Material provided.
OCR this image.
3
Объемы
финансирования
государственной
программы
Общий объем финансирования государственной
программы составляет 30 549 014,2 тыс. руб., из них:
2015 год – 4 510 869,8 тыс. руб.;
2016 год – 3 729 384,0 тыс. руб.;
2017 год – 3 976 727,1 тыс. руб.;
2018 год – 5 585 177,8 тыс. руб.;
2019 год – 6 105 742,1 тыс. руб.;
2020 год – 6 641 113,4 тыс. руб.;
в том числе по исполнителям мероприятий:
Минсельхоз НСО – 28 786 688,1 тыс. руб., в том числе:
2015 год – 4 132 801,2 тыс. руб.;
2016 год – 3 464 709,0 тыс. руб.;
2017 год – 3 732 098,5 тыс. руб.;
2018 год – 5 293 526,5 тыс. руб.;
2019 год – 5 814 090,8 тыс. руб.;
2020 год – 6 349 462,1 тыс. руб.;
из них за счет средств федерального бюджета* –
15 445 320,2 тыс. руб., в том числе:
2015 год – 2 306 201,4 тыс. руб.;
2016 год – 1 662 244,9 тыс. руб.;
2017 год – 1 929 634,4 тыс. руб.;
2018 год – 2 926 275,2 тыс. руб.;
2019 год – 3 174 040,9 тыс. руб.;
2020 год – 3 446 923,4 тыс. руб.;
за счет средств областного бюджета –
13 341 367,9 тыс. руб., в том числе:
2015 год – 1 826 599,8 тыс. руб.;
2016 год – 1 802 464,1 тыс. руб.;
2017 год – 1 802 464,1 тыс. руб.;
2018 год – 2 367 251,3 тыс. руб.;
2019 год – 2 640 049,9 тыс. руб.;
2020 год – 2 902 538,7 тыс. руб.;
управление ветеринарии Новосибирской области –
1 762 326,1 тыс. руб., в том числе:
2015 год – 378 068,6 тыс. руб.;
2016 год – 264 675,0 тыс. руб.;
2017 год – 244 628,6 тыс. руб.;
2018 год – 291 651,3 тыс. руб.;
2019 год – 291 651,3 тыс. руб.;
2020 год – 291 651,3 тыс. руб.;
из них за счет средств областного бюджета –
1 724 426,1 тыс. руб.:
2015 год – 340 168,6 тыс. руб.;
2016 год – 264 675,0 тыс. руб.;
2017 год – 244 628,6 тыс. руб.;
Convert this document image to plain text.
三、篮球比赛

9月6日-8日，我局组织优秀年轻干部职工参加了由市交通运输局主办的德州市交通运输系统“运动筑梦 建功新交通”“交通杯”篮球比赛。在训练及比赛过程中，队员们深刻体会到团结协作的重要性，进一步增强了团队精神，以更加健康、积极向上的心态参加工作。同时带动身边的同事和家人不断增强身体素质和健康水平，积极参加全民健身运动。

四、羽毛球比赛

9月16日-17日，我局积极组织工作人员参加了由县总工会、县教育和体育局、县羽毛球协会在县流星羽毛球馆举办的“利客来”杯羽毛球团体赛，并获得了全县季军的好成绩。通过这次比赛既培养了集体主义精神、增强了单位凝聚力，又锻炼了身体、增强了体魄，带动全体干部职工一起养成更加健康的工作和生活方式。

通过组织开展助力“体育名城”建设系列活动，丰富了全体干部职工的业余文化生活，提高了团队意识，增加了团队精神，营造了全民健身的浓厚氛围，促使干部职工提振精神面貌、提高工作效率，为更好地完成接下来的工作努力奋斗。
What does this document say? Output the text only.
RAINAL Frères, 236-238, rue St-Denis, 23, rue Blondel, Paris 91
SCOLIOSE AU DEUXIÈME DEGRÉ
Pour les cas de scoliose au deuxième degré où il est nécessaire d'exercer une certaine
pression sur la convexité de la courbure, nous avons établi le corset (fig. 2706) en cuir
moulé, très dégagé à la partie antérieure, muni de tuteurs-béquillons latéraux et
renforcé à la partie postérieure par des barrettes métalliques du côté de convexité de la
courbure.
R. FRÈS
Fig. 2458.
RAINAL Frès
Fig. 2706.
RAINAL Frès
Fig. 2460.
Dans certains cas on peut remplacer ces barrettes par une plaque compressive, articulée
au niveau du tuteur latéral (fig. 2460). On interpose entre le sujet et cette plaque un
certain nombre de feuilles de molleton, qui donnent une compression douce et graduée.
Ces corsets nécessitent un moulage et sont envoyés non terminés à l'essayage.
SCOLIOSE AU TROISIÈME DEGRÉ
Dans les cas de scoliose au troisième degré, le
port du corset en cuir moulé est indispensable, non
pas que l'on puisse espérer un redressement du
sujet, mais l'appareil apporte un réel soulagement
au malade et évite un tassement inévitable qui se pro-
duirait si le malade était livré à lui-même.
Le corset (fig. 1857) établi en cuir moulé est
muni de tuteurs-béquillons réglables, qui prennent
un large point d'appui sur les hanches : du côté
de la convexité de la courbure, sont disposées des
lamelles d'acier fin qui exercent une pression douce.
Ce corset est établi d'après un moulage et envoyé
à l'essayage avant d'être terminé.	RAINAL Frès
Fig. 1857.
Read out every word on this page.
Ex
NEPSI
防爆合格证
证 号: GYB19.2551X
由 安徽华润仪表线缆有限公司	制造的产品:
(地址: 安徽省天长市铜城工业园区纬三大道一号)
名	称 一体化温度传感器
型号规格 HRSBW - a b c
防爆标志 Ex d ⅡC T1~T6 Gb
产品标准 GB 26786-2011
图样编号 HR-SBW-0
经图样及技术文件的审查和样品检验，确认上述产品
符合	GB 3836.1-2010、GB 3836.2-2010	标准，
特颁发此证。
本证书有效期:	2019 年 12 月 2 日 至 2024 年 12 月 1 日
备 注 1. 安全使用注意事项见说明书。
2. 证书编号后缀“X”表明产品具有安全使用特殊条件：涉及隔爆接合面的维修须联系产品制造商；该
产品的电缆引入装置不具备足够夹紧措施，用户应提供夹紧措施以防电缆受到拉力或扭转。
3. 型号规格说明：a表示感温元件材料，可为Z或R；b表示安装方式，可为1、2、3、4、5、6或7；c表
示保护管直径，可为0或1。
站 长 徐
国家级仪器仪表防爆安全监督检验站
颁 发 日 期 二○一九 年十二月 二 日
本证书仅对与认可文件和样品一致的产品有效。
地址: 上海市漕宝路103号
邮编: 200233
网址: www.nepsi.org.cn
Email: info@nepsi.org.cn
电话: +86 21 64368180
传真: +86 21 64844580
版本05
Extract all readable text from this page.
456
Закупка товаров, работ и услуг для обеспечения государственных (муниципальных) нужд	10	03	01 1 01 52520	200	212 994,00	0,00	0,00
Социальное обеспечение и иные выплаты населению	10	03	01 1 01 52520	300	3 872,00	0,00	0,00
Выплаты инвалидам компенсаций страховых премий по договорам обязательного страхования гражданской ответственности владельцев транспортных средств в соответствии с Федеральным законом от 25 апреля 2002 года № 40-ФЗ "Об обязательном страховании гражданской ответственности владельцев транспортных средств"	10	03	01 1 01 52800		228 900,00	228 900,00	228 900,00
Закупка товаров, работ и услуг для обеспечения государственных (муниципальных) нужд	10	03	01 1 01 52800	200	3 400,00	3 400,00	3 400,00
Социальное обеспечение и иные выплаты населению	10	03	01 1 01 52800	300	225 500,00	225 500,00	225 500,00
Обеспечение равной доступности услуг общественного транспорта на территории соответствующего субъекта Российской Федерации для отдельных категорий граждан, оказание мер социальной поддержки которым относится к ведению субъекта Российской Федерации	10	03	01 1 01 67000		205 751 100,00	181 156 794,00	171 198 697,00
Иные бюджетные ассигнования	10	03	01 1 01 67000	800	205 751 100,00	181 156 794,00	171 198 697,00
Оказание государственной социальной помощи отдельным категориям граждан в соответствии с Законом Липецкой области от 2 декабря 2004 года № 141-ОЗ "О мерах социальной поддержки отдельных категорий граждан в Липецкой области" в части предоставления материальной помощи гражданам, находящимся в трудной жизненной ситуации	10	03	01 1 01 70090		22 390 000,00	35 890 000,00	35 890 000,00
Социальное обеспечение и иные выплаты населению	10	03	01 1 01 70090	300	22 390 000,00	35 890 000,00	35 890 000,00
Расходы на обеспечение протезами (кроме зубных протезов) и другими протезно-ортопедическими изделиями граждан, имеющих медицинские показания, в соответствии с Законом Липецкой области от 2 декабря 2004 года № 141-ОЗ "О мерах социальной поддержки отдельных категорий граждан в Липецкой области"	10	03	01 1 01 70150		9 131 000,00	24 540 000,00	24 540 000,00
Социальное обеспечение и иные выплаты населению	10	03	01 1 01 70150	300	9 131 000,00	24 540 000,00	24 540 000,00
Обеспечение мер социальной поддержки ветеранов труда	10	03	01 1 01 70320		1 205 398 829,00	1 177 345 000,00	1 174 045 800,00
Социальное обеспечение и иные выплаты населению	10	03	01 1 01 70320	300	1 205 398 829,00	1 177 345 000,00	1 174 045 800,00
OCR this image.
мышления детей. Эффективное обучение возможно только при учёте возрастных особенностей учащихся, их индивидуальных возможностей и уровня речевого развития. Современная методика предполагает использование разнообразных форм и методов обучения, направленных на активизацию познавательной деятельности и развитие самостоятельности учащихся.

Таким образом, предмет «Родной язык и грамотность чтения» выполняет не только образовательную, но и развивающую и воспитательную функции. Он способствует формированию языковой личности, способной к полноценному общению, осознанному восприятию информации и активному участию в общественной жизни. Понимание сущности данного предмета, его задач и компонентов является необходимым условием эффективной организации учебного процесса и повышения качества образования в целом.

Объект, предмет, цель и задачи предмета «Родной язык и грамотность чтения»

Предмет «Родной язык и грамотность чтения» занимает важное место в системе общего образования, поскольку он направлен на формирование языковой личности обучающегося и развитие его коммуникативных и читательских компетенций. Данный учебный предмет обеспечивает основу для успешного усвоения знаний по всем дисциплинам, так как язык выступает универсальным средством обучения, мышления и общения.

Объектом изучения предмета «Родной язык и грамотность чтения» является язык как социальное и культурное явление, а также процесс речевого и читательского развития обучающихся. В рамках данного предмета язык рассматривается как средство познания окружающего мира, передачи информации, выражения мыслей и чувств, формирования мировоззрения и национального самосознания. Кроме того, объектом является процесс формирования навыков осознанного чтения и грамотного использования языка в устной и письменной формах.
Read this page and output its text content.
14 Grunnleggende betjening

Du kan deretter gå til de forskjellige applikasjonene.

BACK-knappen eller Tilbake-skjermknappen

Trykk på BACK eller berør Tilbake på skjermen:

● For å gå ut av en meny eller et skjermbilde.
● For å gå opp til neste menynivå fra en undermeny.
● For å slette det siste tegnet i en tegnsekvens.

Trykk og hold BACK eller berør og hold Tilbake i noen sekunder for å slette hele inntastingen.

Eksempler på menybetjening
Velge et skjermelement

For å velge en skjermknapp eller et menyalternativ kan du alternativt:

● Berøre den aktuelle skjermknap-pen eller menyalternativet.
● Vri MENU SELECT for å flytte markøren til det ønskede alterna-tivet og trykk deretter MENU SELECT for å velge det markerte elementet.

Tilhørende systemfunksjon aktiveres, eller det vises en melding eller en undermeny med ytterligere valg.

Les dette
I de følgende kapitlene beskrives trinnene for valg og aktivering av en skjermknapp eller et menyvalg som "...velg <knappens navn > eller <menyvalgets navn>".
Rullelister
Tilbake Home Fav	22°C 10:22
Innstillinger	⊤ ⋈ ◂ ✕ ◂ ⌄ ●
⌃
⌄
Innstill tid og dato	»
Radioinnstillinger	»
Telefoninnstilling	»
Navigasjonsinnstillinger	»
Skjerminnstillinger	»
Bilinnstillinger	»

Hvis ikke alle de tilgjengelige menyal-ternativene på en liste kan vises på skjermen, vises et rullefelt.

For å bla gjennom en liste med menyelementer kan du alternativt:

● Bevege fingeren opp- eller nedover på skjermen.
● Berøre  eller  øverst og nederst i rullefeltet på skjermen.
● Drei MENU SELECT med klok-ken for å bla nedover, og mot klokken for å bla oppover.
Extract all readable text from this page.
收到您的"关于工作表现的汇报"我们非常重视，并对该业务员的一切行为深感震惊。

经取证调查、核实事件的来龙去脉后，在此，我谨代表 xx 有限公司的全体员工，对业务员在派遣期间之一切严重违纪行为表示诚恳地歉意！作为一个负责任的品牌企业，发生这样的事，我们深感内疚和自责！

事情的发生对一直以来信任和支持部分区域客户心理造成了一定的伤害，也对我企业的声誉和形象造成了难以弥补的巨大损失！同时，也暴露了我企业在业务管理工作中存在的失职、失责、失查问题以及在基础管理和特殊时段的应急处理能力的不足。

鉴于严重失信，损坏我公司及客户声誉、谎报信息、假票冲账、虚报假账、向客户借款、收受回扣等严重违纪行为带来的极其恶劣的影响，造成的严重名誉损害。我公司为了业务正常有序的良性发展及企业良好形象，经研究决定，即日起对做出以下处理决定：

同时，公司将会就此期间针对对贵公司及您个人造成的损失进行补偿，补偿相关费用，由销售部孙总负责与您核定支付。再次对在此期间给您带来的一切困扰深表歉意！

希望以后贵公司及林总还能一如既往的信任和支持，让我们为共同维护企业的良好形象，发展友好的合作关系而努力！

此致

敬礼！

Written instruction.
Wherever "бюджета" shows up in a line, copy that line.

The solution.
из них за счет средств федерального бюджета* –
за счет средств областного бюджета –
из них за счет средств областного бюджета –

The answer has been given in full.